**Data extract:**

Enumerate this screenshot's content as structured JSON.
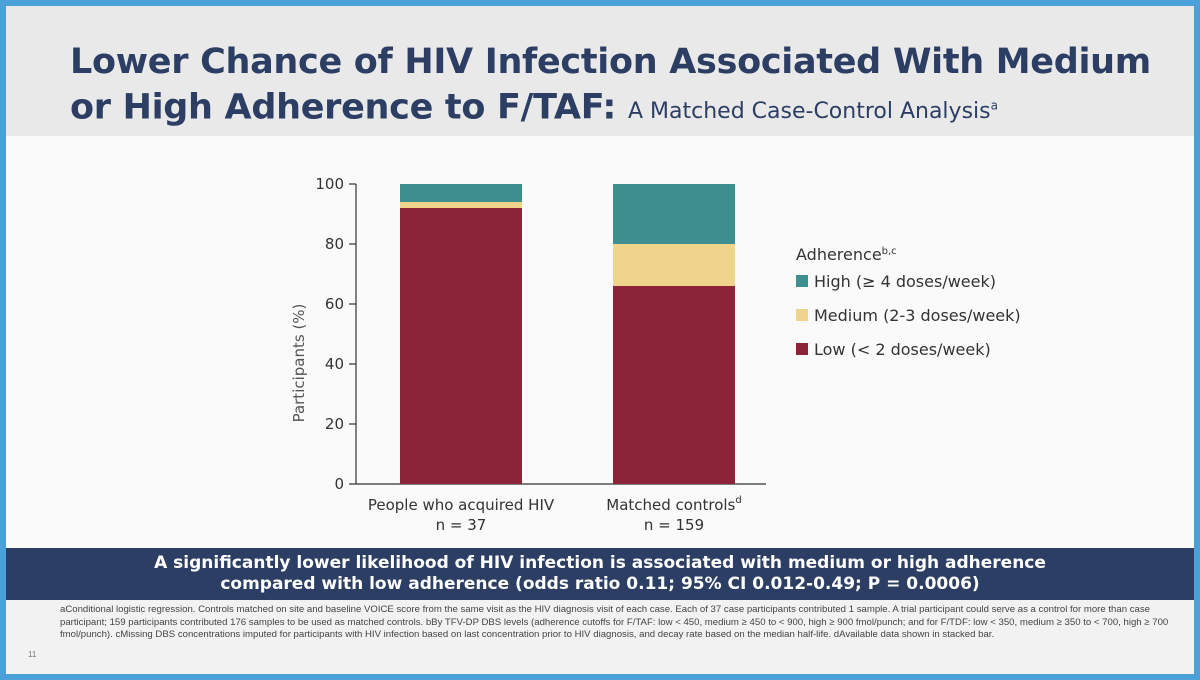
{
  "slide": {
    "title_main": "Lower Chance of HIV Infection Associated With Medium or High Adherence to F/TAF:",
    "title_sub": "A Matched Case-Control Analysis",
    "title_sup": "a",
    "banner_line1": "A significantly lower likelihood of HIV infection is associated with medium or high adherence",
    "banner_line2": "compared with low adherence (odds ratio 0.11; 95% CI 0.012-0.49; P = 0.0006)",
    "footnote": "aConditional logistic regression. Controls matched on site and baseline VOICE score from the same visit as the HIV diagnosis visit of each case. Each of 37 case participants contributed 1 sample. A trial participant could serve as a control for more than case participant; 159 participants contributed 176 samples to be used as matched controls. bBy TFV-DP DBS levels (adherence cutoffs for F/TAF: low < 450, medium ≥ 450 to < 900, high ≥ 900 fmol/punch; and for F/TDF: low < 350, medium ≥ 350 to < 700, high ≥ 700 fmol/punch). cMissing DBS concentrations imputed for participants with HIV infection based on last concentration prior to HIV diagnosis, and decay rate based on the median half-life. dAvailable data shown in stacked bar.",
    "page_number": "11"
  },
  "chart_data": {
    "type": "bar",
    "stacked": true,
    "title": "",
    "xlabel": "",
    "ylabel": "Participants (%)",
    "ylim": [
      0,
      100
    ],
    "yticks": [
      0,
      20,
      40,
      60,
      80,
      100
    ],
    "categories": [
      "People who acquired HIV",
      "Matched controls"
    ],
    "category_sublabels": [
      "n = 37",
      "n = 159"
    ],
    "category_sups": [
      "",
      "d"
    ],
    "legend_title": "Adherence",
    "legend_title_sup": "b,c",
    "legend_position": "right",
    "series": [
      {
        "name": "Low (< 2 doses/week)",
        "color": "#8b2439",
        "values": [
          92,
          66
        ]
      },
      {
        "name": "Medium (2-3 doses/week)",
        "color": "#efd58c",
        "values": [
          2,
          14
        ]
      },
      {
        "name": "High (≥ 4 doses/week)",
        "color": "#3d8f90",
        "values": [
          6,
          20
        ]
      }
    ],
    "legend_order": [
      2,
      1,
      0
    ]
  }
}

**Given exercise:** Find how many lines of the listing include the string "controls" and give that number, nothing else.

**Problem solution:** 2